:: Material for the task ::

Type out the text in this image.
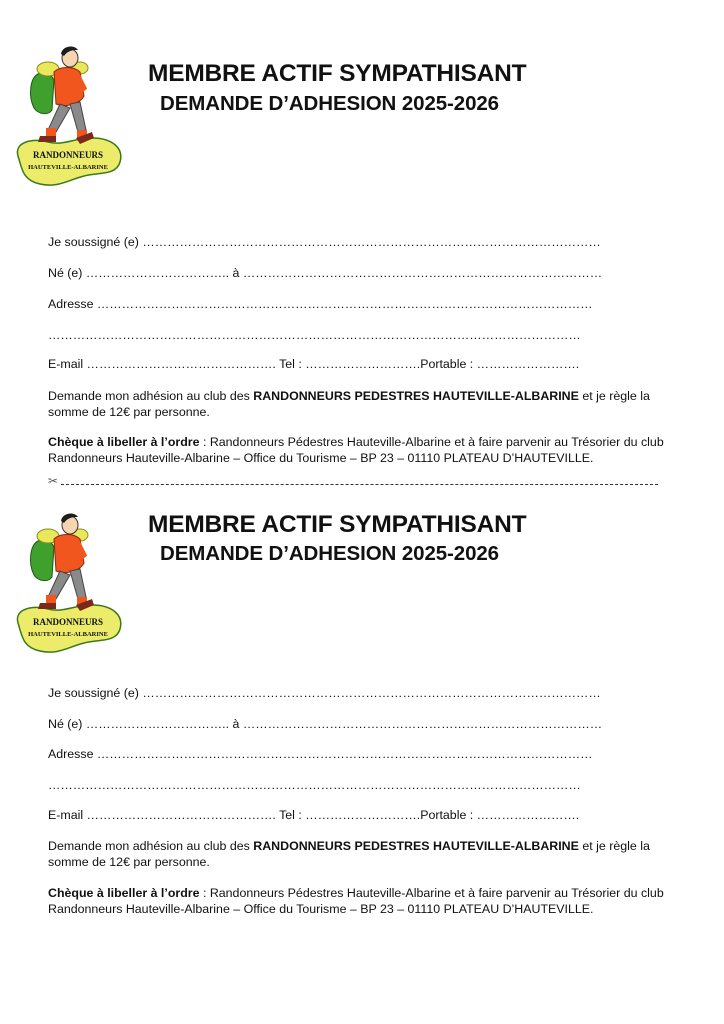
RANDONNEURS
HAUTEVILLE-ALBARINE
MEMBRE ACTIF SYMPATHISANT
DEMANDE D’ADHESION 2025-2026
Je soussigné (e) …………………………………………………………………………………………………
Né (e) …………………………….. à ……………………………………………………………………………
Adresse …………………………………………………………………………………………………………
…………………………………………………………………………………………………………………
E-mail ………………………………………. Tel : ……………………….Portable : …………………….
Demande mon adhésion au club des RANDONNEURS PEDESTRES HAUTEVILLE-ALBARINE et je règle la somme de 12€ par personne.
Chèque à libeller à l’ordre : Randonneurs Pédestres Hauteville-Albarine et à faire parvenir au Trésorier du club Randonneurs Hauteville-Albarine – Office du Tourisme – BP 23 – 01110 PLATEAU D’HAUTEVILLE.
✂
RANDONNEURS
HAUTEVILLE-ALBARINE
MEMBRE ACTIF SYMPATHISANT
DEMANDE D’ADHESION 2025-2026
Je soussigné (e) …………………………………………………………………………………………………
Né (e) …………………………….. à ……………………………………………………………………………
Adresse …………………………………………………………………………………………………………
…………………………………………………………………………………………………………………
E-mail ………………………………………. Tel : ……………………….Portable : …………………….
Demande mon adhésion au club des RANDONNEURS PEDESTRES HAUTEVILLE-ALBARINE et je règle la somme de 12€ par personne.
Chèque à libeller à l’ordre : Randonneurs Pédestres Hauteville-Albarine et à faire parvenir au Trésorier du club Randonneurs Hauteville-Albarine – Office du Tourisme – BP 23 – 01110 PLATEAU D’HAUTEVILLE.
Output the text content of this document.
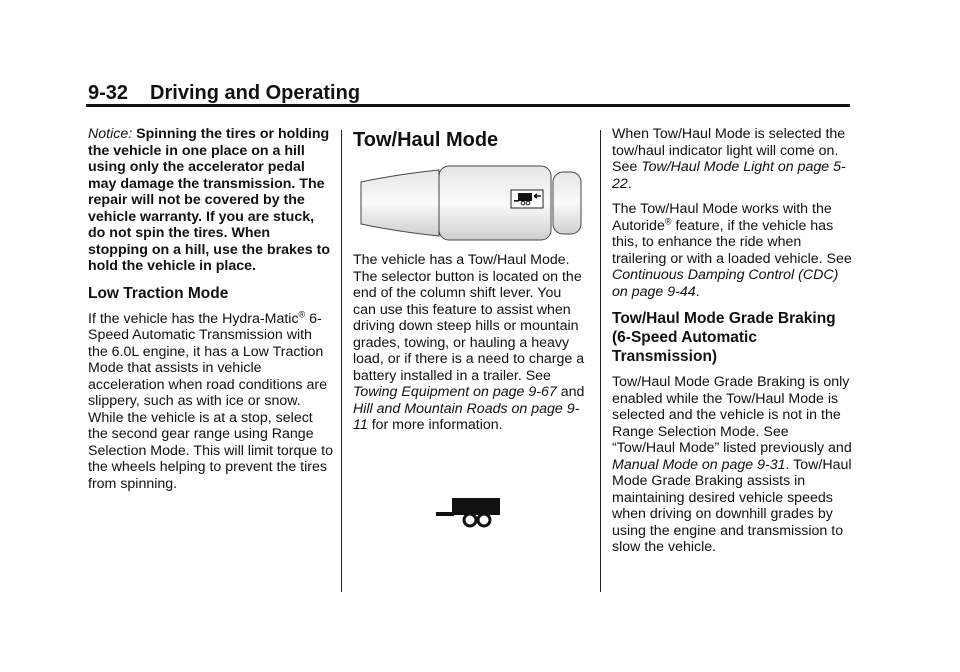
9-32 Driving and Operating

Notice: Spinning the tires or holding the vehicle in one place on a hill using only the accelerator pedal may damage the transmission. The repair will not be covered by the vehicle warranty. If you are stuck, do not spin the tires. When stopping on a hill, use the brakes to hold the vehicle in place.

Low Traction Mode

If the vehicle has the Hydra-Matic® 6-Speed Automatic Transmission with the 6.0L engine, it has a Low Traction Mode that assists in vehicle acceleration when road conditions are slippery, such as with ice or snow. While the vehicle is at a stop, select the second gear range using Range Selection Mode. This will limit torque to the wheels helping to prevent the tires from spinning.

Tow/Haul Mode

The vehicle has a Tow/Haul Mode. The selector button is located on the end of the column shift lever. You can use this feature to assist when driving down steep hills or mountain grades, towing, or hauling a heavy load, or if there is a need to charge a battery installed in a trailer. See Towing Equipment on page 9-67 and Hill and Mountain Roads on page 9-11 for more information.

When Tow/Haul Mode is selected the tow/haul indicator light will come on. See Tow/Haul Mode Light on page 5-22.

The Tow/Haul Mode works with the Autoride® feature, if the vehicle has this, to enhance the ride when trailering or with a loaded vehicle. See Continuous Damping Control (CDC) on page 9-44.

Tow/Haul Mode Grade Braking (6-Speed Automatic Transmission)

Tow/Haul Mode Grade Braking is only enabled while the Tow/Haul Mode is selected and the vehicle is not in the Range Selection Mode. See “Tow/Haul Mode” listed previously and Manual Mode on page 9-31. Tow/Haul Mode Grade Braking assists in maintaining desired vehicle speeds when driving on downhill grades by using the engine and transmission to slow the vehicle.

:::

Given problem
Copy all of the entries verbatim, leaving out any pictures they contain.

Task output
Type out the text in this image.
RANDONNEURS
HAUTEVILLE-ALBARINE
MEMBRE ACTIF SYMPATHISANT
DEMANDE D’ADHESION 2025-2026
Je soussigné (e) …………………………………………………………………………………………………
Né (e) …………………………….. à ……………………………………………………………………………
Adresse …………………………………………………………………………………………………………
…………………………………………………………………………………………………………………
E-mail ………………………………………. Tel : ……………………….Portable : …………………….
Demande mon adhésion au club des RANDONNEURS PEDESTRES HAUTEVILLE-ALBARINE et je règle la somme de 12€ par personne.
Chèque à libeller à l’ordre : Randonneurs Pédestres Hauteville-Albarine et à faire parvenir au Trésorier du club Randonneurs Hauteville-Albarine – Office du Tourisme – BP 23 – 01110 PLATEAU D’HAUTEVILLE.
✂
RANDONNEURS
HAUTEVILLE-ALBARINE
MEMBRE ACTIF SYMPATHISANT
DEMANDE D’ADHESION 2025-2026
Je soussigné (e) …………………………………………………………………………………………………
Né (e) …………………………….. à ……………………………………………………………………………
Adresse …………………………………………………………………………………………………………
…………………………………………………………………………………………………………………
E-mail ………………………………………. Tel : ……………………….Portable : …………………….
Demande mon adhésion au club des RANDONNEURS PEDESTRES HAUTEVILLE-ALBARINE et je règle la somme de 12€ par personne.
Chèque à libeller à l’ordre : Randonneurs Pédestres Hauteville-Albarine et à faire parvenir au Trésorier du club Randonneurs Hauteville-Albarine – Office du Tourisme – BP 23 – 01110 PLATEAU D’HAUTEVILLE.
Output the text content of this document.
9-32 Driving and Operating

Notice: Spinning the tires or holding the vehicle in one place on a hill using only the accelerator pedal may damage the transmission. The repair will not be covered by the vehicle warranty. If you are stuck, do not spin the tires. When stopping on a hill, use the brakes to hold the vehicle in place.

Low Traction Mode

If the vehicle has the Hydra-Matic® 6-Speed Automatic Transmission with the 6.0L engine, it has a Low Traction Mode that assists in vehicle acceleration when road conditions are slippery, such as with ice or snow. While the vehicle is at a stop, select the second gear range using Range Selection Mode. This will limit torque to the wheels helping to prevent the tires from spinning.

Tow/Haul Mode

The vehicle has a Tow/Haul Mode. The selector button is located on the end of the column shift lever. You can use this feature to assist when driving down steep hills or mountain grades, towing, or hauling a heavy load, or if there is a need to charge a battery installed in a trailer. See Towing Equipment on page 9-67 and Hill and Mountain Roads on page 9-11 for more information.

When Tow/Haul Mode is selected the tow/haul indicator light will come on. See Tow/Haul Mode Light on page 5-22.

The Tow/Haul Mode works with the Autoride® feature, if the vehicle has this, to enhance the ride when trailering or with a loaded vehicle. See Continuous Damping Control (CDC) on page 9-44.

Tow/Haul Mode Grade Braking (6-Speed Automatic Transmission)

Tow/Haul Mode Grade Braking is only enabled while the Tow/Haul Mode is selected and the vehicle is not in the Range Selection Mode. See “Tow/Haul Mode” listed previously and Manual Mode on page 9-31. Tow/Haul Mode Grade Braking assists in maintaining desired vehicle speeds when driving on downhill grades by using the engine and transmission to slow the vehicle.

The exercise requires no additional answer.